[START Task material]

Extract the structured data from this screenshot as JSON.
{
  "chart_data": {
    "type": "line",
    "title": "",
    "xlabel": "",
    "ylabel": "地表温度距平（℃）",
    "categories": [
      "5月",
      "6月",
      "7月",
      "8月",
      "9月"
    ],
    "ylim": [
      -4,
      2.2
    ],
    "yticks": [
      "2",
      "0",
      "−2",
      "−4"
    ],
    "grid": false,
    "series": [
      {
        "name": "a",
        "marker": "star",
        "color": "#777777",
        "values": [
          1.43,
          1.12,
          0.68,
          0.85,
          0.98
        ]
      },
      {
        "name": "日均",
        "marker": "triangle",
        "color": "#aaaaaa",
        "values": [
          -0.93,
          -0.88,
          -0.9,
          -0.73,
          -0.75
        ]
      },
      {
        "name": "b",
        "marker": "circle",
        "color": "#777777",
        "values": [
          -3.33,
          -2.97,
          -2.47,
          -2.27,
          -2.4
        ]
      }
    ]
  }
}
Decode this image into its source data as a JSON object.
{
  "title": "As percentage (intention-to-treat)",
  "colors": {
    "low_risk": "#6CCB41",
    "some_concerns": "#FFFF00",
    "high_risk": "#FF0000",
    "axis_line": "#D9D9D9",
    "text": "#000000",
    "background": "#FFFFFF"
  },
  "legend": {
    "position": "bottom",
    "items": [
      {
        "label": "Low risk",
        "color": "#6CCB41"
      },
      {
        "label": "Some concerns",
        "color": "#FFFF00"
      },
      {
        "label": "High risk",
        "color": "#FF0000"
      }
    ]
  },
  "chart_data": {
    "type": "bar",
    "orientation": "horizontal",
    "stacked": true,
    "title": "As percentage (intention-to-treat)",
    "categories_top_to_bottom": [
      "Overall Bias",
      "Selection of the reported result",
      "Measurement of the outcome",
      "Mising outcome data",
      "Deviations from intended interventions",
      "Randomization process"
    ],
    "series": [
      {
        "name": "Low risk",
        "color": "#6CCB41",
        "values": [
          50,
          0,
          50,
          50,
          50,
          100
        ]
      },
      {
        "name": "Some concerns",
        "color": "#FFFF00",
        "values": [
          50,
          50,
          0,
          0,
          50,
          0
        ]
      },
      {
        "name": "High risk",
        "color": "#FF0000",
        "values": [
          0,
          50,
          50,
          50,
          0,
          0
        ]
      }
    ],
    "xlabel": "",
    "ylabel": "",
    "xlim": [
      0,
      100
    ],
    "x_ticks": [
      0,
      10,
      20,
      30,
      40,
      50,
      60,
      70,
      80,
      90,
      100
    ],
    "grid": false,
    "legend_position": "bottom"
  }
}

[END Task material]

**To be done:**
Go through the records. Copy each line where "treat" appears.

**Result:**
  "title": "As percentage (intention-to-treat)",
    "title": "As percentage (intention-to-treat)",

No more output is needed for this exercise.